**Instructions to follow**. Exactly as written, retype the listing below, omitting the pictures.

[A run of records]
/---
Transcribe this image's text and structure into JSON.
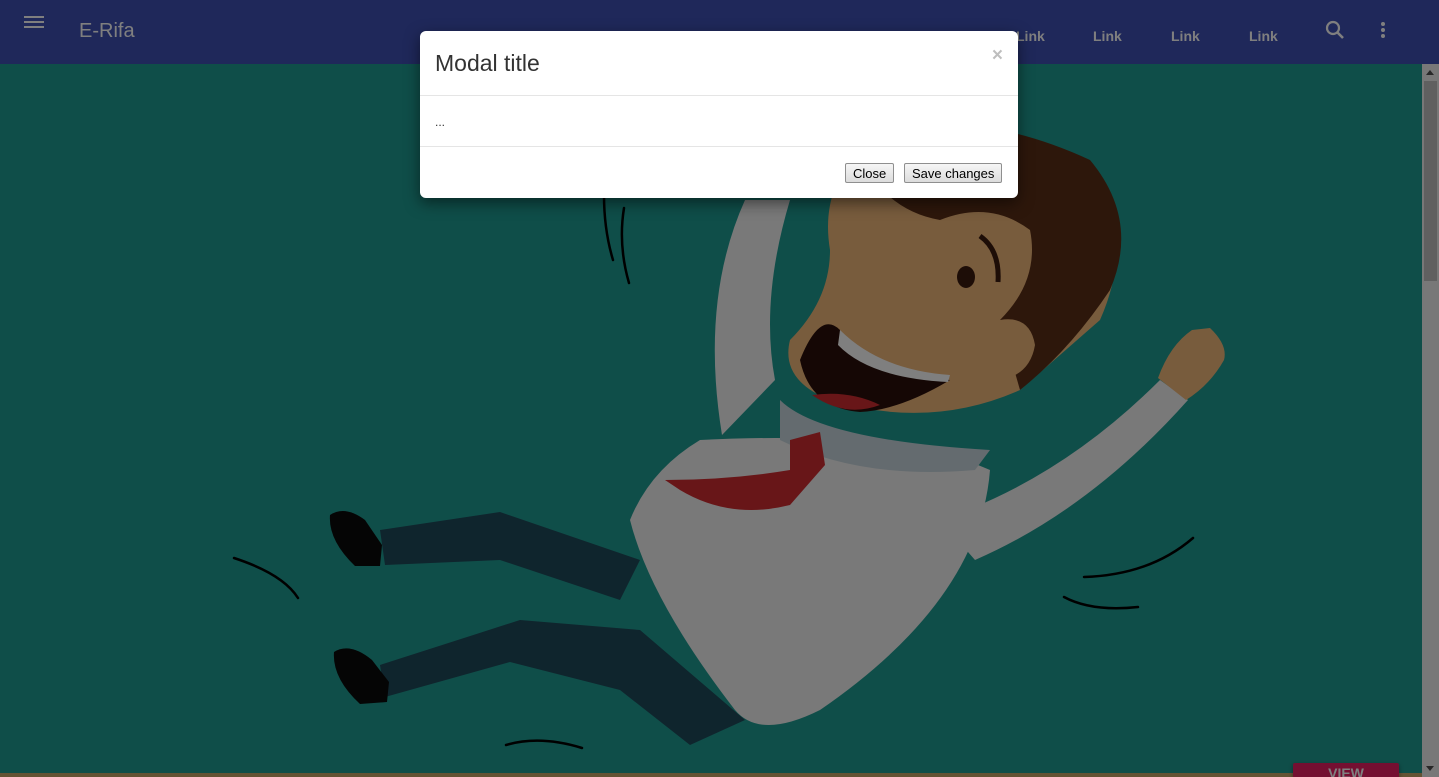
{
  "appbar": {
    "brand": "E-Rifa",
    "links": [
      "Link",
      "Link",
      "Link",
      "Link"
    ],
    "icons": [
      "menu-icon",
      "search-icon",
      "more-vert-icon"
    ]
  },
  "hero": {
    "view_source_label": "VIEW SOURCE"
  },
  "modal": {
    "title": "Modal title",
    "close_glyph": "×",
    "body": "...",
    "close_label": "Close",
    "save_label": "Save changes"
  },
  "colors": {
    "appbar": "#3f51b5",
    "hero_bg": "#1f9c92",
    "accent": "#e91e63",
    "backdrop": "rgba(0,0,0,0.5)"
  }
}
\---
**Result for this task**.
Transcribe this image's text and structure into JSON.
{
  "appbar": {
    "brand": "E-Rifa",
    "links": [
      "Link",
      "Link",
      "Link",
      "Link"
    ],
    "icons": [
      "menu-icon",
      "search-icon",
      "more-vert-icon"
    ]
  },
  "hero": {
    "view_source_label": "VIEW SOURCE"
  },
  "modal": {
    "title": "Modal title",
    "close_glyph": "×",
    "body": "...",
    "close_label": "Close",
    "save_label": "Save changes"
  },
  "colors": {
    "appbar": "#3f51b5",
    "hero_bg": "#1f9c92",
    "accent": "#e91e63",
    "backdrop": "rgba(0,0,0,0.5)"
  }
}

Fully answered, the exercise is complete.